Given instruction: Report every line in the listing that contains the string "giorni".

(Dataset entries)
============================================================

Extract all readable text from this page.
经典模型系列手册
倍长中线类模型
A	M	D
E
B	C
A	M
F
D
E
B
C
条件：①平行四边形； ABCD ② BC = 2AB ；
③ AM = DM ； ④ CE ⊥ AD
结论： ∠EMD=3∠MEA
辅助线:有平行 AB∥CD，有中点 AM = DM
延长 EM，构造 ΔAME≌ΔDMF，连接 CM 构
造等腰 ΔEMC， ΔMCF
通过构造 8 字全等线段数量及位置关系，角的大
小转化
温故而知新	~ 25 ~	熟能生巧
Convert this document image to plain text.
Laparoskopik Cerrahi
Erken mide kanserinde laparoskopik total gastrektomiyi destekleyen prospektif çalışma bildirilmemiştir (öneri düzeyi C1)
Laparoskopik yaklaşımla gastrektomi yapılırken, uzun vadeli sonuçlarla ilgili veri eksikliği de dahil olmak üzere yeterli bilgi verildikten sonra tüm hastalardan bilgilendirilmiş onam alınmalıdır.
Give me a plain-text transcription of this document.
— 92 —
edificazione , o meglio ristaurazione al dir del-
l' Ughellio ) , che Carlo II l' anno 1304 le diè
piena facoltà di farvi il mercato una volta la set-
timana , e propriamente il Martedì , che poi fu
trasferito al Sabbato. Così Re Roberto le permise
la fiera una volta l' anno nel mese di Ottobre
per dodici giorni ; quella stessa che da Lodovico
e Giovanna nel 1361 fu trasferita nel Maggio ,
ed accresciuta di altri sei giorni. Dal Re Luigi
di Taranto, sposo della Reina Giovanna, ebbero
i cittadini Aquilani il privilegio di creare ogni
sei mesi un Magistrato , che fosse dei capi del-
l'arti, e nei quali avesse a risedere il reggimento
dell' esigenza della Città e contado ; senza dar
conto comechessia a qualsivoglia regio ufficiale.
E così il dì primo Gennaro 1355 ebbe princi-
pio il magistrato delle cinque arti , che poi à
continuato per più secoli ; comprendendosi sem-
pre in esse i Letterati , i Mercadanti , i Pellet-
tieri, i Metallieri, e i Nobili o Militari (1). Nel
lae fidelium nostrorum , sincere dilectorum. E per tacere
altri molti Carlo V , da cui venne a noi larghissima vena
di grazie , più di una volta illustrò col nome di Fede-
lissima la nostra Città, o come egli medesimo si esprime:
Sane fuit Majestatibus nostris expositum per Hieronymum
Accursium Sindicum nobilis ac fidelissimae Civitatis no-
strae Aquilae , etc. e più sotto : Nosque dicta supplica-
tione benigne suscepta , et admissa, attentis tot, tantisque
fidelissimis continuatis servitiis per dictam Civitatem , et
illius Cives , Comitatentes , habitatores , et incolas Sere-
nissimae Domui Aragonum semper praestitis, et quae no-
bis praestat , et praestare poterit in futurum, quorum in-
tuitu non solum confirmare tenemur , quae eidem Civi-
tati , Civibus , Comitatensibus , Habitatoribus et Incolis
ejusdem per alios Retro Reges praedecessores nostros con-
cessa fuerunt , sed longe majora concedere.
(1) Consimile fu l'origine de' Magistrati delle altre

============================================================

Complete output:
per dodici giorni ; quella stessa che da Lodovico
ed accresciuta di altri sei giorni. Dal Re Luigi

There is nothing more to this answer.